_DATASET_:
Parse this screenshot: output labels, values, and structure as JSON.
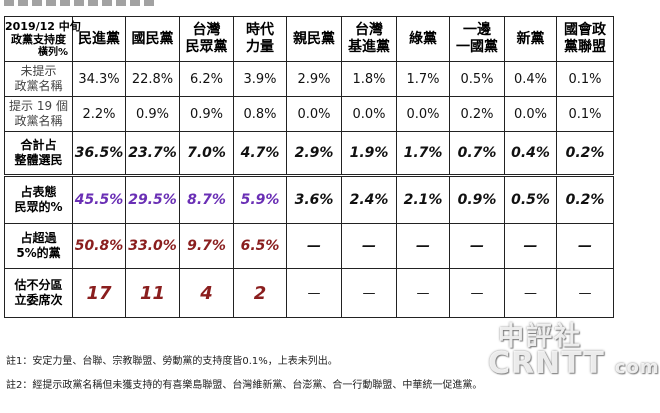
{
  "corner": {
    "line1": "2019/12 中旬",
    "line2": "政黨支持度",
    "line3": "橫列%"
  },
  "columns": [
    {
      "l1": "民進黨",
      "l2": ""
    },
    {
      "l1": "國民黨",
      "l2": ""
    },
    {
      "l1": "台灣",
      "l2": "民眾黨"
    },
    {
      "l1": "時代",
      "l2": "力量"
    },
    {
      "l1": "親民黨",
      "l2": ""
    },
    {
      "l1": "台灣",
      "l2": "基進黨"
    },
    {
      "l1": "綠黨",
      "l2": ""
    },
    {
      "l1": "一邊",
      "l2": "一國黨"
    },
    {
      "l1": "新黨",
      "l2": ""
    },
    {
      "l1": "國會政",
      "l2": "黨聯盟"
    }
  ],
  "rows": [
    {
      "l1": "未提示",
      "l2": "政黨名稱",
      "values": [
        "34.3%",
        "22.8%",
        "6.2%",
        "3.9%",
        "2.9%",
        "1.8%",
        "1.7%",
        "0.5%",
        "0.4%",
        "0.1%"
      ]
    },
    {
      "l1": "提示 19 個",
      "l2": "政黨名稱",
      "values": [
        "2.2%",
        "0.9%",
        "0.9%",
        "0.8%",
        "0.0%",
        "0.0%",
        "0.0%",
        "0.2%",
        "0.0%",
        "0.1%"
      ]
    },
    {
      "l1": "合計占",
      "l2": "整體選民",
      "values": [
        "36.5%",
        "23.7%",
        "7.0%",
        "4.7%",
        "2.9%",
        "1.9%",
        "1.7%",
        "0.7%",
        "0.4%",
        "0.2%"
      ]
    },
    {
      "l1": "占表態",
      "l2": "民眾的%",
      "values": [
        "45.5%",
        "29.5%",
        "8.7%",
        "5.9%",
        "3.6%",
        "2.4%",
        "2.1%",
        "0.9%",
        "0.5%",
        "0.2%"
      ]
    },
    {
      "l1": "占超過",
      "l2": "5%的黨",
      "values": [
        "50.8%",
        "33.0%",
        "9.7%",
        "6.5%",
        "—",
        "—",
        "—",
        "—",
        "—",
        "—"
      ]
    },
    {
      "l1": "估不分區",
      "l2": "立委席次",
      "values": [
        "17",
        "11",
        "4",
        "2",
        "—",
        "—",
        "—",
        "—",
        "—",
        "—"
      ]
    }
  ],
  "notes": {
    "note1": "註1：安定力量、台聯、宗教聯盟、勞動黨的支持度皆0.1%，上表未列出。",
    "note2": "註2：經提示政黨名稱但未獲支持的有喜樂島聯盟、台灣維新黨、台澎黨、合一行動聯盟、中華統一促進黨。"
  },
  "watermark": {
    "cn": "中評社",
    "en": "CRNTT",
    "en_suffix": "com"
  },
  "colors": {
    "purple": "#6a2fb5",
    "darkred": "#8a1e1e"
  }
}
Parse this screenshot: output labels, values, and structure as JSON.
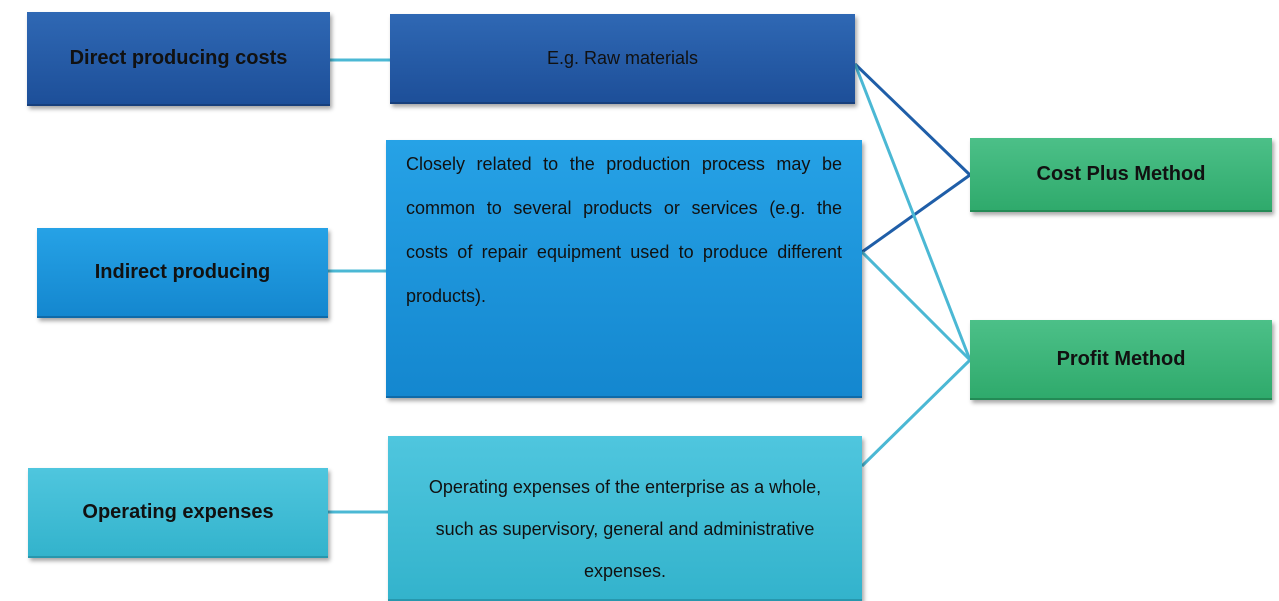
{
  "nodes": [
    {
      "label": "Direct producing costs"
    },
    {
      "label": "E.g. Raw materials"
    },
    {
      "label": "Indirect producing"
    },
    {
      "label": "Closely related to the production process may be common to several products or services (e.g. the costs of repair equipment used to produce different products)."
    },
    {
      "label": "Operating expenses"
    },
    {
      "label": "Operating expenses of the enterprise as a whole, such as supervisory, general and administrative expenses."
    },
    {
      "label": "Cost Plus Method"
    },
    {
      "label": "Profit Method"
    }
  ]
}
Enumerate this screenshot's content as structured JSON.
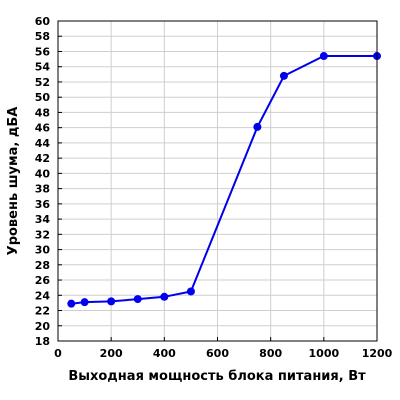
{
  "chart_data": {
    "type": "line",
    "title": "",
    "xlabel": "Выходная мощность блока питания, Вт",
    "ylabel": "Уровень шума, дБА",
    "xlim": [
      0,
      1200
    ],
    "ylim": [
      18,
      60
    ],
    "x_ticks": [
      "0",
      "200",
      "400",
      "600",
      "800",
      "1000",
      "1200"
    ],
    "y_ticks": [
      "18",
      "20",
      "22",
      "24",
      "26",
      "28",
      "30",
      "32",
      "34",
      "36",
      "38",
      "40",
      "42",
      "44",
      "46",
      "48",
      "50",
      "52",
      "54",
      "56",
      "58",
      "60"
    ],
    "grid": true,
    "series": [
      {
        "color": "#0000ee",
        "x": [
          50,
          100,
          200,
          300,
          400,
          500,
          750,
          850,
          1000,
          1200
        ],
        "y": [
          22.9,
          23.1,
          23.2,
          23.5,
          23.8,
          24.5,
          46.1,
          52.8,
          55.4,
          55.4
        ]
      }
    ]
  }
}
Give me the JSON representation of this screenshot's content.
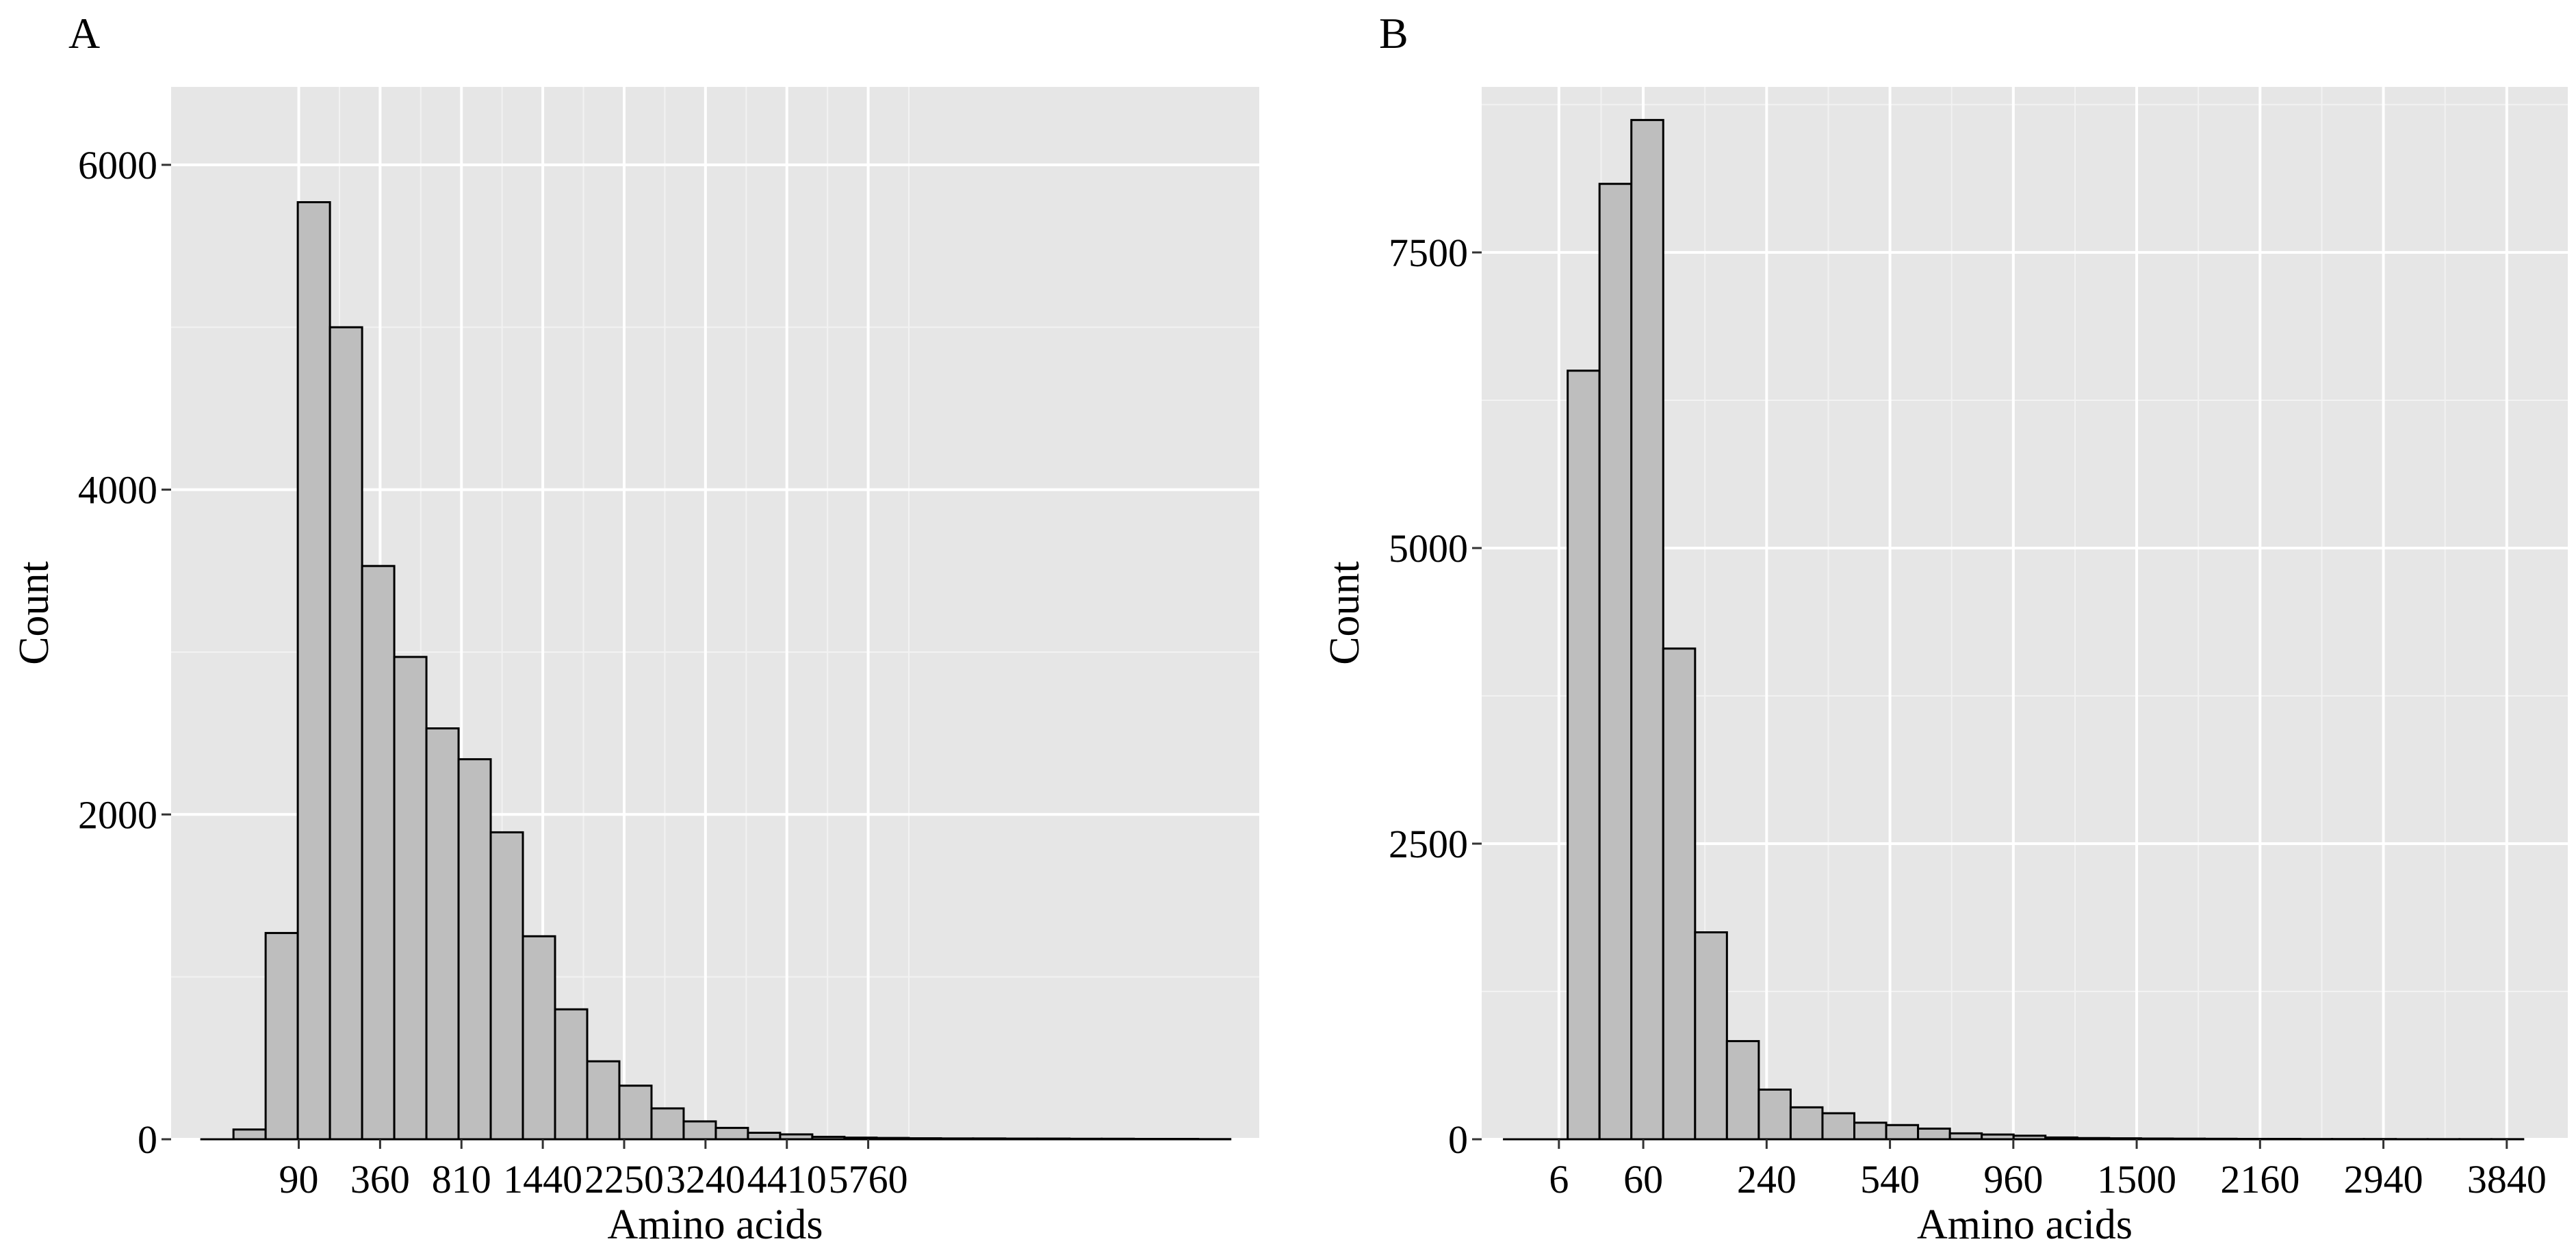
{
  "chart_data": [
    {
      "panel_label": "A",
      "type": "bar",
      "xlabel": "Amino acids",
      "ylabel": "Count",
      "x_scale": "sqrt",
      "x_ticks": [
        90,
        360,
        810,
        1440,
        2250,
        3240,
        4410,
        5760
      ],
      "y_ticks": [
        0,
        2000,
        4000,
        6000
      ],
      "ylim": [
        0,
        6000
      ],
      "grid": true,
      "bin_width_sqrt": 3.75,
      "bin_centers_sqrt": [
        0.0,
        3.75,
        7.5,
        11.25,
        15.0,
        18.75,
        22.5,
        26.25,
        30.0,
        33.75,
        37.5,
        41.25,
        45.0,
        48.75,
        52.5,
        56.25,
        60.0,
        63.75,
        67.5,
        71.25,
        75.0,
        78.75,
        82.5,
        86.25,
        90.0,
        93.75,
        97.5,
        101.25,
        105.0,
        108.75,
        112.5,
        116.25
      ],
      "values": [
        0,
        60,
        1270,
        5770,
        5000,
        3530,
        2970,
        2530,
        2340,
        1890,
        1250,
        800,
        480,
        330,
        190,
        110,
        70,
        40,
        30,
        15,
        10,
        8,
        6,
        5,
        5,
        4,
        4,
        3,
        3,
        2,
        2,
        1
      ]
    },
    {
      "panel_label": "B",
      "type": "bar",
      "xlabel": "Amino acids",
      "ylabel": "Count",
      "x_scale": "sqrt",
      "x_ticks": [
        6,
        60,
        240,
        540,
        960,
        1500,
        2160,
        2940,
        3840
      ],
      "y_ticks": [
        0,
        2500,
        5000,
        7500
      ],
      "ylim": [
        0,
        8800
      ],
      "grid": true,
      "bin_width_sqrt": 2.0,
      "bin_centers_sqrt": [
        0.0,
        2.0,
        4.0,
        6.0,
        8.0,
        10.0,
        12.0,
        14.0,
        16.0,
        18.0,
        20.0,
        22.0,
        24.0,
        26.0,
        28.0,
        30.0,
        32.0,
        34.0,
        36.0,
        38.0,
        40.0,
        42.0,
        44.0,
        46.0,
        48.0,
        50.0,
        52.0,
        54.0,
        56.0,
        58.0,
        60.0,
        62.0
      ],
      "values": [
        0,
        0,
        6500,
        8080,
        8620,
        4150,
        1750,
        830,
        420,
        270,
        220,
        140,
        120,
        90,
        50,
        40,
        30,
        15,
        10,
        8,
        6,
        5,
        4,
        3,
        3,
        2,
        2,
        2,
        1,
        1,
        1,
        1
      ]
    }
  ]
}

_REQUIRED WORK_: Repeat everything in the records precisely. Images are excluded from the copy.

_WRITTEN SOLUTION_:
Parse this screenshot: output labels, values, and structure as JSON.
{
  "corner": {
    "line1": "2019/12 中旬",
    "line2": "政黨支持度",
    "line3": "橫列%"
  },
  "columns": [
    {
      "l1": "民進黨",
      "l2": ""
    },
    {
      "l1": "國民黨",
      "l2": ""
    },
    {
      "l1": "台灣",
      "l2": "民眾黨"
    },
    {
      "l1": "時代",
      "l2": "力量"
    },
    {
      "l1": "親民黨",
      "l2": ""
    },
    {
      "l1": "台灣",
      "l2": "基進黨"
    },
    {
      "l1": "綠黨",
      "l2": ""
    },
    {
      "l1": "一邊",
      "l2": "一國黨"
    },
    {
      "l1": "新黨",
      "l2": ""
    },
    {
      "l1": "國會政",
      "l2": "黨聯盟"
    }
  ],
  "rows": [
    {
      "l1": "未提示",
      "l2": "政黨名稱",
      "values": [
        "34.3%",
        "22.8%",
        "6.2%",
        "3.9%",
        "2.9%",
        "1.8%",
        "1.7%",
        "0.5%",
        "0.4%",
        "0.1%"
      ]
    },
    {
      "l1": "提示 19 個",
      "l2": "政黨名稱",
      "values": [
        "2.2%",
        "0.9%",
        "0.9%",
        "0.8%",
        "0.0%",
        "0.0%",
        "0.0%",
        "0.2%",
        "0.0%",
        "0.1%"
      ]
    },
    {
      "l1": "合計占",
      "l2": "整體選民",
      "values": [
        "36.5%",
        "23.7%",
        "7.0%",
        "4.7%",
        "2.9%",
        "1.9%",
        "1.7%",
        "0.7%",
        "0.4%",
        "0.2%"
      ]
    },
    {
      "l1": "占表態",
      "l2": "民眾的%",
      "values": [
        "45.5%",
        "29.5%",
        "8.7%",
        "5.9%",
        "3.6%",
        "2.4%",
        "2.1%",
        "0.9%",
        "0.5%",
        "0.2%"
      ]
    },
    {
      "l1": "占超過",
      "l2": "5%的黨",
      "values": [
        "50.8%",
        "33.0%",
        "9.7%",
        "6.5%",
        "—",
        "—",
        "—",
        "—",
        "—",
        "—"
      ]
    },
    {
      "l1": "估不分區",
      "l2": "立委席次",
      "values": [
        "17",
        "11",
        "4",
        "2",
        "—",
        "—",
        "—",
        "—",
        "—",
        "—"
      ]
    }
  ],
  "notes": {
    "note1": "註1：安定力量、台聯、宗教聯盟、勞動黨的支持度皆0.1%，上表未列出。",
    "note2": "註2：經提示政黨名稱但未獲支持的有喜樂島聯盟、台灣維新黨、台澎黨、合一行動聯盟、中華統一促進黨。"
  },
  "watermark": {
    "cn": "中評社",
    "en": "CRNTT",
    "en_suffix": "com"
  },
  "colors": {
    "purple": "#6a2fb5",
    "darkred": "#8a1e1e"
  }
}
Parse this screenshot: output labels, values, and structure as JSON.
{
  "nodes": [
    {
      "label": "Direct producing costs"
    },
    {
      "label": "E.g. Raw materials"
    },
    {
      "label": "Indirect producing"
    },
    {
      "label": "Closely related to the production process may be common to several products or services (e.g. the costs of repair equipment used to produce different products)."
    },
    {
      "label": "Operating expenses"
    },
    {
      "label": "Operating expenses of the enterprise as a whole, such as supervisory, general and administrative expenses."
    },
    {
      "label": "Cost Plus Method"
    },
    {
      "label": "Profit Method"
    }
  ]
}
Enumerate this screenshot's content as structured JSON.
{
  "chart_data": {
    "type": "line",
    "title": "",
    "xlabel": "Выходная мощность блока питания, Вт",
    "ylabel": "Уровень шума, дБА",
    "xlim": [
      0,
      1200
    ],
    "ylim": [
      18,
      60
    ],
    "x_ticks": [
      "0",
      "200",
      "400",
      "600",
      "800",
      "1000",
      "1200"
    ],
    "y_ticks": [
      "18",
      "20",
      "22",
      "24",
      "26",
      "28",
      "30",
      "32",
      "34",
      "36",
      "38",
      "40",
      "42",
      "44",
      "46",
      "48",
      "50",
      "52",
      "54",
      "56",
      "58",
      "60"
    ],
    "grid": true,
    "series": [
      {
        "color": "#0000ee",
        "x": [
          50,
          100,
          200,
          300,
          400,
          500,
          750,
          850,
          1000,
          1200
        ],
        "y": [
          22.9,
          23.1,
          23.2,
          23.5,
          23.8,
          24.5,
          46.1,
          52.8,
          55.4,
          55.4
        ]
      }
    ]
  }
}
Give me the JSON representation of this screenshot's content.
{
  "chart_data": [
    {
      "panel_label": "A",
      "type": "bar",
      "xlabel": "Amino acids",
      "ylabel": "Count",
      "x_scale": "sqrt",
      "x_ticks": [
        90,
        360,
        810,
        1440,
        2250,
        3240,
        4410,
        5760
      ],
      "y_ticks": [
        0,
        2000,
        4000,
        6000
      ],
      "ylim": [
        0,
        6000
      ],
      "grid": true,
      "bin_width_sqrt": 3.75,
      "bin_centers_sqrt": [
        0.0,
        3.75,
        7.5,
        11.25,
        15.0,
        18.75,
        22.5,
        26.25,
        30.0,
        33.75,
        37.5,
        41.25,
        45.0,
        48.75,
        52.5,
        56.25,
        60.0,
        63.75,
        67.5,
        71.25,
        75.0,
        78.75,
        82.5,
        86.25,
        90.0,
        93.75,
        97.5,
        101.25,
        105.0,
        108.75,
        112.5,
        116.25
      ],
      "values": [
        0,
        60,
        1270,
        5770,
        5000,
        3530,
        2970,
        2530,
        2340,
        1890,
        1250,
        800,
        480,
        330,
        190,
        110,
        70,
        40,
        30,
        15,
        10,
        8,
        6,
        5,
        5,
        4,
        4,
        3,
        3,
        2,
        2,
        1
      ]
    },
    {
      "panel_label": "B",
      "type": "bar",
      "xlabel": "Amino acids",
      "ylabel": "Count",
      "x_scale": "sqrt",
      "x_ticks": [
        6,
        60,
        240,
        540,
        960,
        1500,
        2160,
        2940,
        3840
      ],
      "y_ticks": [
        0,
        2500,
        5000,
        7500
      ],
      "ylim": [
        0,
        8800
      ],
      "grid": true,
      "bin_width_sqrt": 2.0,
      "bin_centers_sqrt": [
        0.0,
        2.0,
        4.0,
        6.0,
        8.0,
        10.0,
        12.0,
        14.0,
        16.0,
        18.0,
        20.0,
        22.0,
        24.0,
        26.0,
        28.0,
        30.0,
        32.0,
        34.0,
        36.0,
        38.0,
        40.0,
        42.0,
        44.0,
        46.0,
        48.0,
        50.0,
        52.0,
        54.0,
        56.0,
        58.0,
        60.0,
        62.0
      ],
      "values": [
        0,
        0,
        6500,
        8080,
        8620,
        4150,
        1750,
        830,
        420,
        270,
        220,
        140,
        120,
        90,
        50,
        40,
        30,
        15,
        10,
        8,
        6,
        5,
        4,
        3,
        3,
        2,
        2,
        2,
        1,
        1,
        1,
        1
      ]
    }
  ]
}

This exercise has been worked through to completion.